The request: Exactly the lines from the line containing "Convert this screenshot" through the final line of the entries below must be returned, and only those, without pictures.

[Data records]
———

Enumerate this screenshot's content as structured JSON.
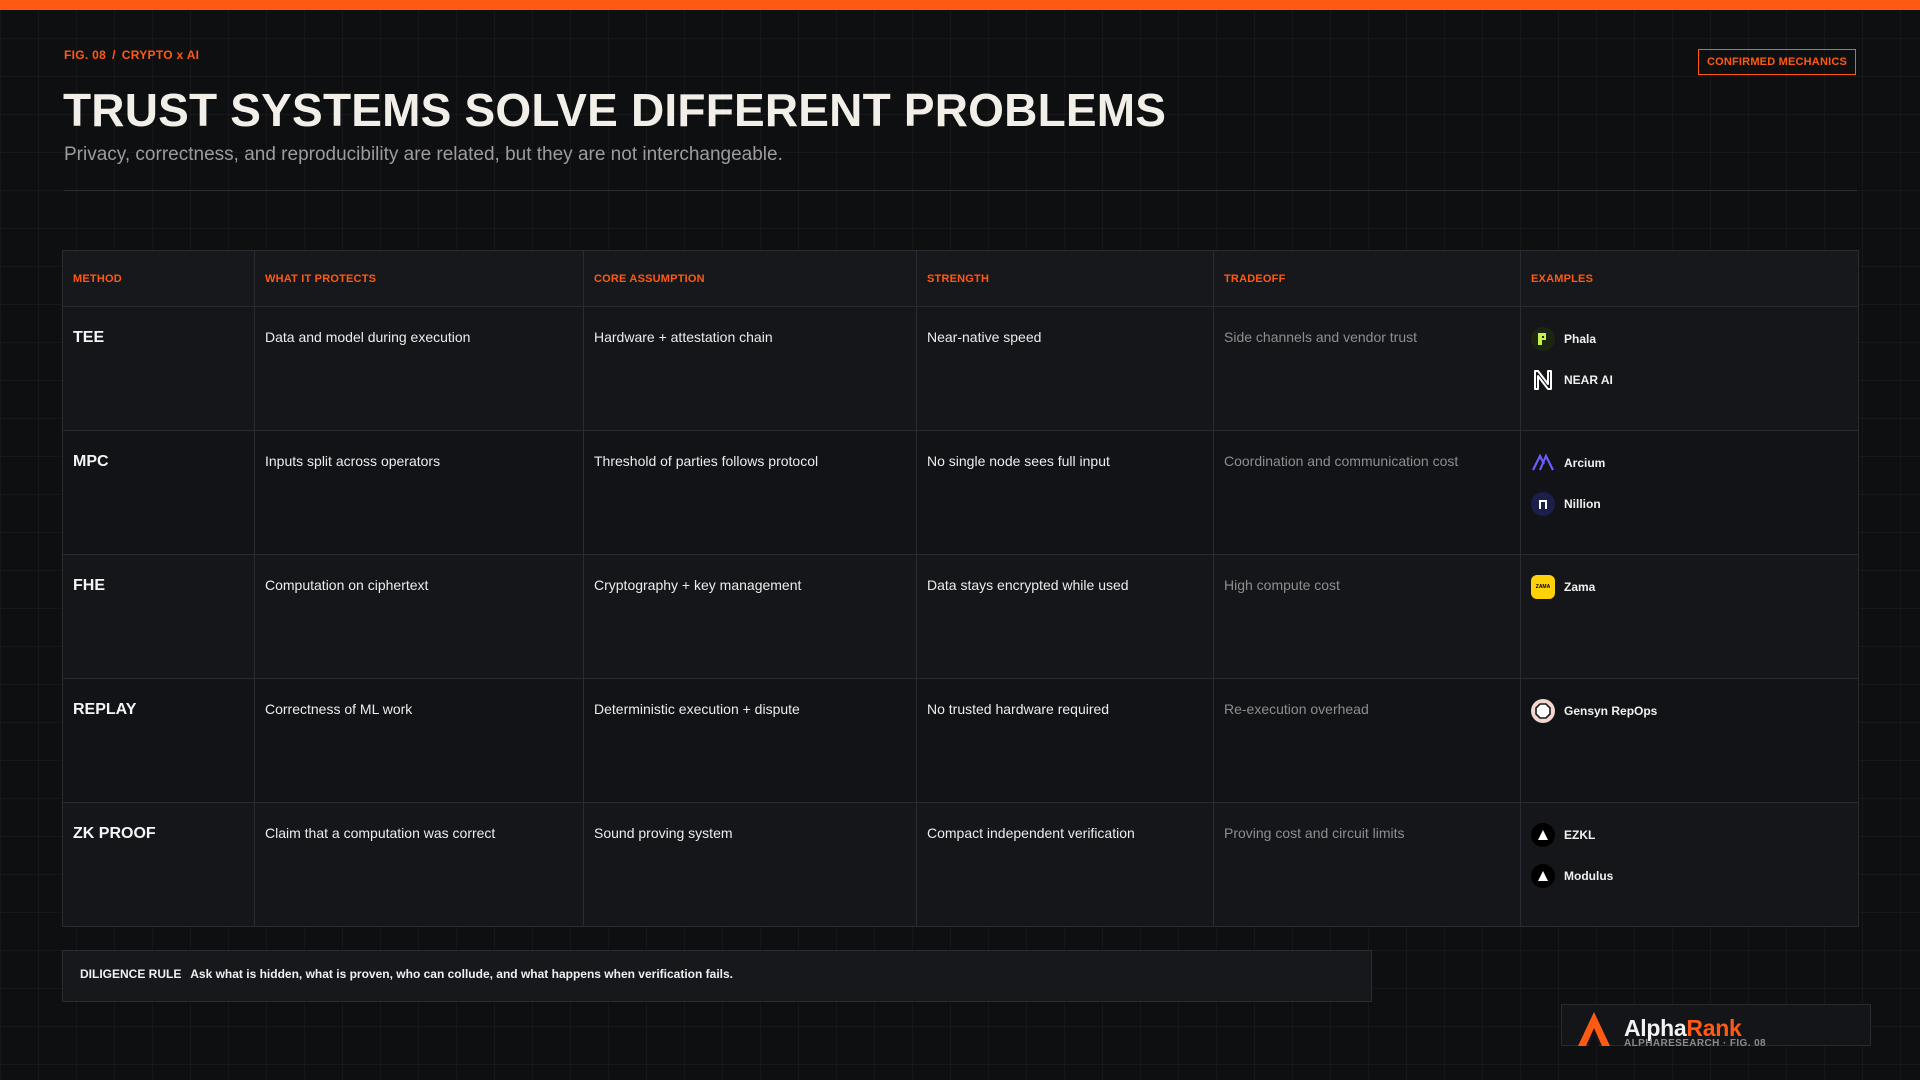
{
  "header": {
    "fig": "FIG. 08",
    "separator": "/",
    "section": "CRYPTO x AI",
    "badge": "CONFIRMED MECHANICS",
    "title": "TRUST SYSTEMS SOLVE DIFFERENT PROBLEMS",
    "subtitle": "Privacy, correctness, and reproducibility are related, but they are not interchangeable."
  },
  "table": {
    "columns": [
      "METHOD",
      "WHAT IT PROTECTS",
      "CORE ASSUMPTION",
      "STRENGTH",
      "TRADEOFF",
      "EXAMPLES"
    ],
    "rows": [
      {
        "method": "TEE",
        "protects": "Data and model during execution",
        "assumption": "Hardware + attestation chain",
        "strength": "Near-native speed",
        "tradeoff": "Side channels and vendor trust",
        "examples": [
          {
            "name": "Phala",
            "icon": "phala-logo-icon",
            "logo_color": "#c5f24a"
          },
          {
            "name": "NEAR AI",
            "icon": "near-logo-icon",
            "logo_color": "#ffffff"
          }
        ]
      },
      {
        "method": "MPC",
        "protects": "Inputs split across operators",
        "assumption": "Threshold of parties follows protocol",
        "strength": "No single node sees full input",
        "tradeoff": "Coordination and communication cost",
        "examples": [
          {
            "name": "Arcium",
            "icon": "arcium-logo-icon",
            "logo_color": "#6b5cff"
          },
          {
            "name": "Nillion",
            "icon": "nillion-logo-icon",
            "logo_color": "#1b1f4a"
          }
        ]
      },
      {
        "method": "FHE",
        "protects": "Computation on ciphertext",
        "assumption": "Cryptography + key management",
        "strength": "Data stays encrypted while used",
        "tradeoff": "High compute cost",
        "examples": [
          {
            "name": "Zama",
            "icon": "zama-logo-icon",
            "logo_color": "#ffd208",
            "logo_text": "ZAMA"
          }
        ]
      },
      {
        "method": "REPLAY",
        "protects": "Correctness of ML work",
        "assumption": "Deterministic execution + dispute",
        "strength": "No trusted hardware required",
        "tradeoff": "Re-execution overhead",
        "examples": [
          {
            "name": "Gensyn RepOps",
            "icon": "gensyn-logo-icon",
            "logo_color": "#f3d7cf"
          }
        ]
      },
      {
        "method": "ZK PROOF",
        "protects": "Claim that a computation was correct",
        "assumption": "Sound proving system",
        "strength": "Compact independent verification",
        "tradeoff": "Proving cost and circuit limits",
        "examples": [
          {
            "name": "EZKL",
            "icon": "ezkl-logo-icon",
            "logo_color": "#000000"
          },
          {
            "name": "Modulus",
            "icon": "modulus-logo-icon",
            "logo_color": "#000000"
          }
        ]
      }
    ]
  },
  "footer": {
    "rule_label": "DILIGENCE RULE",
    "rule_text": "Ask what is hidden, what is proven, who can collude, and what happens when verification fails.",
    "brand_name_a": "Alpha",
    "brand_name_b": "Rank",
    "brand_sub": "ALPHARESEARCH · FIG. 08",
    "accent": "#ff5a14"
  }
}
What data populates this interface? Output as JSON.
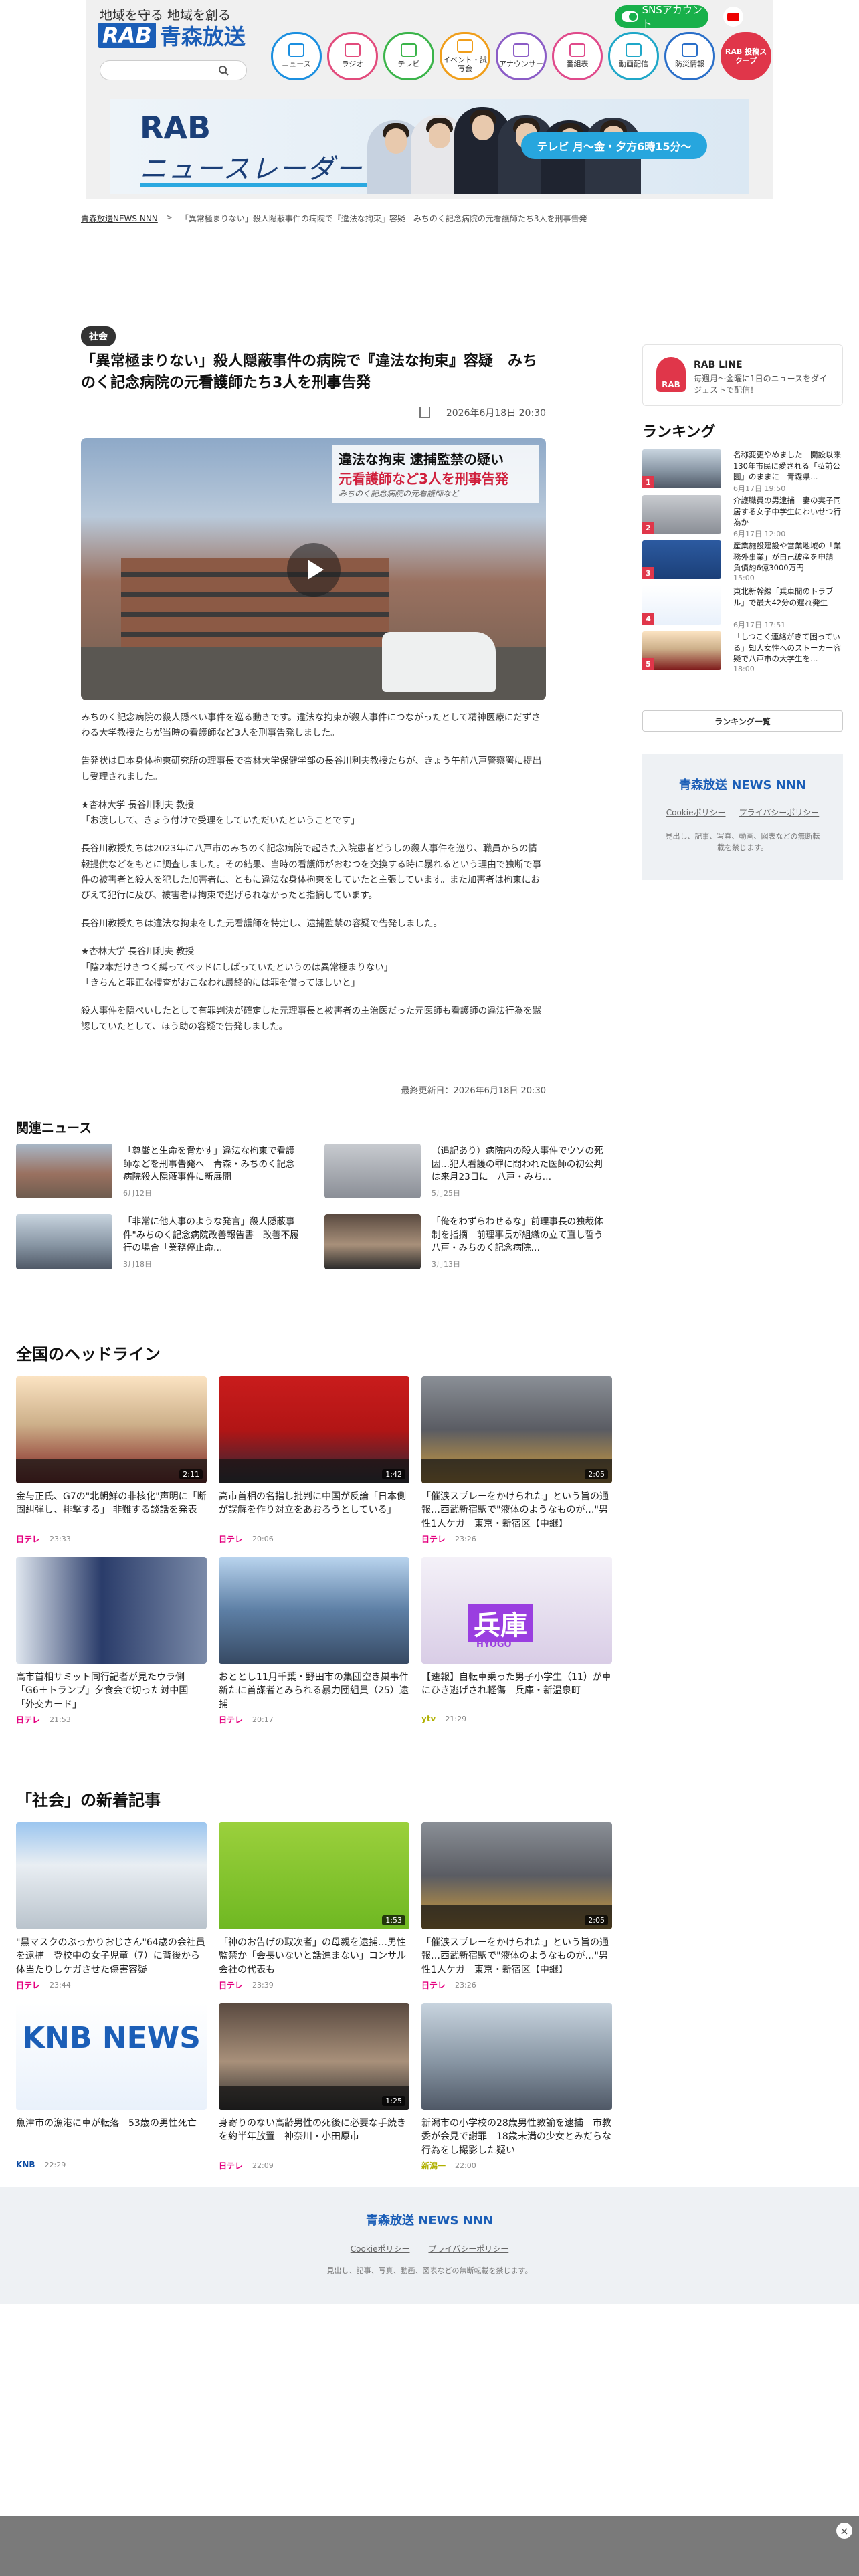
{
  "header": {
    "tagline": "地域を守る 地域を創る",
    "logo_rab": "RAB",
    "logo_name": "青森放送",
    "sns_label": "SNSアカウント",
    "nav": [
      {
        "label": "ニュース"
      },
      {
        "label": "ラジオ"
      },
      {
        "label": "テレビ"
      },
      {
        "label": "イベント・試写会"
      },
      {
        "label": "アナウンサー"
      },
      {
        "label": "番組表"
      },
      {
        "label": "動画配信"
      },
      {
        "label": "防災情報"
      },
      {
        "label": "RAB 投稿スクープ"
      }
    ],
    "banner": {
      "logo_line1": "RAB",
      "logo_line2": "ニュースレーダー",
      "schedule": "テレビ 月～金・夕方6時15分～"
    }
  },
  "breadcrumb": {
    "home": "青森放送NEWS NNN",
    "current": "「異常極まりない」殺人隠蔽事件の病院で『違法な拘束』容疑　みちのく記念病院の元看護師たち3人を刑事告発"
  },
  "article": {
    "category": "社会",
    "title": "「異常極まりない」殺人隠蔽事件の病院で『違法な拘束』容疑　みちのく記念病院の元看護師たち3人を刑事告発",
    "date": "2026年6月18日 20:30",
    "hero_caption": {
      "line1": "違法な拘束 逮捕監禁の疑い",
      "line2": "元看護師など3人を刑事告発",
      "line3": "みちのく記念病院の元看護師など"
    },
    "paragraphs": [
      "みちのく記念病院の殺人隠ぺい事件を巡る動きです。違法な拘束が殺人事件につながったとして精神医療にだずさわる大学教授たちが当時の看護師など3人を刑事告発しました。",
      "告発状は日本身体拘束研究所の理事長で杏林大学保健学部の長谷川利夫教授たちが、きょう午前八戸警察署に提出し受理されました。",
      "★杏林大学 長谷川利夫 教授\n「お渡しして、きょう付けで受理をしていただいたということです」",
      "長谷川教授たちは2023年に八戸市のみちのく記念病院で起きた入院患者どうしの殺人事件を巡り、職員からの情報提供などをもとに調査しました。その結果、当時の看護師がおむつを交換する時に暴れるという理由で独断で事件の被害者と殺人を犯した加害者に、ともに違法な身体拘束をしていたと主張しています。また加害者は拘束におびえて犯行に及び、被害者は拘束で逃げられなかったと指摘しています。",
      "長谷川教授たちは違法な拘束をした元看護師を特定し、逮捕監禁の容疑で告発しました。",
      "★杏林大学 長谷川利夫 教授\n「陰2本だけきつく縛ってベッドにしばっていたというのは異常極まりない」\n「きちんと罪正な捜査がおこなわれ最終的には罪を償ってほしいと」",
      "殺人事件を隠ぺいしたとして有罪判決が確定した元理事長と被害者の主治医だった元医師も看護師の違法行為を黙認していたとして、ほう助の容疑で告発しました。"
    ],
    "updated": "最終更新日：2026年6月18日 20:30"
  },
  "sidebar": {
    "line": {
      "logo": "RAB",
      "title": "RAB LINE",
      "desc": "毎週月～金曜に1日のニュースをダイジェストで配信！"
    },
    "ranking_title": "ランキング",
    "ranking": [
      {
        "num": "1",
        "title": "名称変更やめました　開設以来130年市民に愛される「弘前公園」のままに　青森県…",
        "date": "6月17日 19:50"
      },
      {
        "num": "2",
        "title": "介護職員の男逮捕　妻の実子同居する女子中学生にわいせつ行為か",
        "date": "6月17日 12:00"
      },
      {
        "num": "3",
        "title": "産業施設建設や営業地域の「業務外事業」が自己破産を申請　負債約6億3000万円",
        "date": "15:00"
      },
      {
        "num": "4",
        "title": "東北新幹線「乗車間のトラブル」で最大42分の遅れ発生",
        "date": "6月17日 17:51"
      },
      {
        "num": "5",
        "title": "「しつこく連絡がきて困っている」知人女性へのストーカー容疑で八戸市の大学生を…",
        "date": "18:00"
      }
    ],
    "ranking_button": "ランキング一覧",
    "foot": {
      "logo": "青森放送 NEWS NNN",
      "links": [
        "Cookieポリシー",
        "プライバシーポリシー"
      ],
      "note": "見出し、記事、写真、動画、図表などの無断転載を禁じます。"
    }
  },
  "related": {
    "title": "関連ニュース",
    "items": [
      {
        "title": "「尊厳と生命を脅かす」違法な拘束で看護師などを刑事告発へ　青森・みちのく記念病院殺人隠蔽事件に新展開",
        "date": "6月12日"
      },
      {
        "title": "（追記あり）病院内の殺人事件でウソの死因…犯人看護の罪に問われた医師の初公判は来月23日に　八戸・みち…",
        "date": "5月25日"
      },
      {
        "title": "「非常に他人事のような発言」殺人隠蔽事件\"みちのく記念病院改善報告書　改善不履行の場合「業務停止命…",
        "date": "3月18日"
      },
      {
        "title": "「俺をわずらわせるな」前理事長の独裁体制を指摘　前理事長が組織の立て直し誓う　八戸・みちのく記念病院…",
        "date": "3月13日"
      }
    ]
  },
  "national": {
    "title": "全国のヘッドライン",
    "items": [
      {
        "title": "金与正氏、G7の\"北朝鮮の非核化\"声明に「断固糾弾し、排撃する」 非難する談話を発表",
        "source": "日テレ",
        "time": "23:33",
        "dur": "2:11"
      },
      {
        "title": "高市首相の名指し批判に中国が反論「日本側が誤解を作り対立をあおろうとしている」",
        "source": "日テレ",
        "time": "20:06",
        "dur": "1:42"
      },
      {
        "title": "「催涙スプレーをかけられた」という旨の通報…西武新宿駅で\"液体のようなものが…\"男性1人ケガ　東京・新宿区【中継】",
        "source": "日テレ",
        "time": "23:26",
        "dur": "2:05"
      },
      {
        "title": "高市首相サミット同行記者が見たウラ側「G6＋トランプ」夕食会で切った対中国「外交カード」",
        "source": "日テレ",
        "time": "21:53",
        "dur": ""
      },
      {
        "title": "おととし11月千葉・野田市の集団空き巣事件　新たに首謀者とみられる暴力団組員（25）逮捕",
        "source": "日テレ",
        "time": "20:17",
        "dur": ""
      },
      {
        "title": "【速報】自転車乗った男子小学生（11）が車にひき逃げされ軽傷　兵庫・新温泉町",
        "source": "ytv",
        "time": "21:29",
        "dur": "",
        "place": "兵庫",
        "place_en": "HYOGO"
      }
    ]
  },
  "society": {
    "title": "「社会」の新着記事",
    "items": [
      {
        "title": "\"黒マスクのぶっかりおじさん\"64歳の会社員を逮捕　登校中の女子児童（7）に背後から体当たりしケガさせた傷害容疑",
        "source": "日テレ",
        "time": "23:44",
        "dur": ""
      },
      {
        "title": "「神のお告げの取次者」の母親を逮捕…男性監禁か「会長いないと話進まない」コンサル会社の代表も",
        "source": "日テレ",
        "time": "23:39",
        "dur": "1:53"
      },
      {
        "title": "「催涙スプレーをかけられた」という旨の通報…西武新宿駅で\"液体のようなものが…\"男性1人ケガ　東京・新宿区【中継】",
        "source": "日テレ",
        "time": "23:26",
        "dur": "2:05"
      },
      {
        "title": "魚津市の漁港に車が転落　53歳の男性死亡",
        "source": "KNB",
        "time": "22:29",
        "dur": "",
        "logo": "KNB NEWS"
      },
      {
        "title": "身寄りのない高齢男性の死後に必要な手続きを約半年放置　神奈川・小田原市",
        "source": "日テレ",
        "time": "22:09",
        "dur": "1:25"
      },
      {
        "title": "新潟市の小学校の28歳男性教諭を逮捕　市教委が会見で謝罪　18歳未満の少女とみだらな行為をし撮影した疑い",
        "source": "新潟一",
        "time": "22:00",
        "dur": ""
      }
    ]
  },
  "footer": {
    "logo": "青森放送 NEWS NNN",
    "links": [
      "Cookieポリシー",
      "プライバシーポリシー"
    ],
    "note": "見出し、記事、写真、動画、図表などの無断転載を禁じます。"
  },
  "ad": {
    "close": "×"
  }
}
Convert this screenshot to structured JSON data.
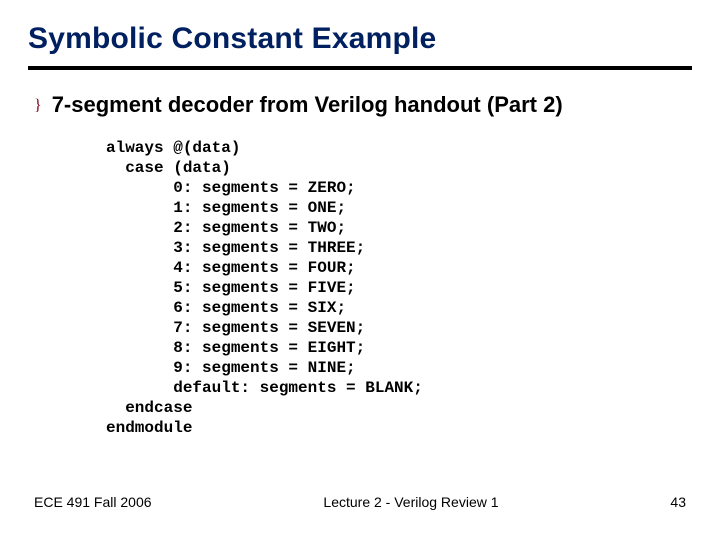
{
  "title": "Symbolic Constant Example",
  "bullet_icon": "}",
  "body": "7-segment decoder from Verilog handout (Part 2)",
  "code": "always @(data)\n  case (data)\n       0: segments = ZERO;\n       1: segments = ONE;\n       2: segments = TWO;\n       3: segments = THREE;\n       4: segments = FOUR;\n       5: segments = FIVE;\n       6: segments = SIX;\n       7: segments = SEVEN;\n       8: segments = EIGHT;\n       9: segments = NINE;\n       default: segments = BLANK;\n  endcase\nendmodule",
  "footer": {
    "left": "ECE 491 Fall 2006",
    "center": "Lecture 2 - Verilog Review 1",
    "right": "43"
  }
}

———

Reply to the exercise:
Convert this screenshot to structured JSON data.
{
  "title": "Symbolic Constant Example",
  "bullet_icon": "}",
  "body": "7-segment decoder from Verilog handout (Part 2)",
  "code": "always @(data)\n  case (data)\n       0: segments = ZERO;\n       1: segments = ONE;\n       2: segments = TWO;\n       3: segments = THREE;\n       4: segments = FOUR;\n       5: segments = FIVE;\n       6: segments = SIX;\n       7: segments = SEVEN;\n       8: segments = EIGHT;\n       9: segments = NINE;\n       default: segments = BLANK;\n  endcase\nendmodule",
  "footer": {
    "left": "ECE 491 Fall 2006",
    "center": "Lecture 2 - Verilog Review 1",
    "right": "43"
  }
}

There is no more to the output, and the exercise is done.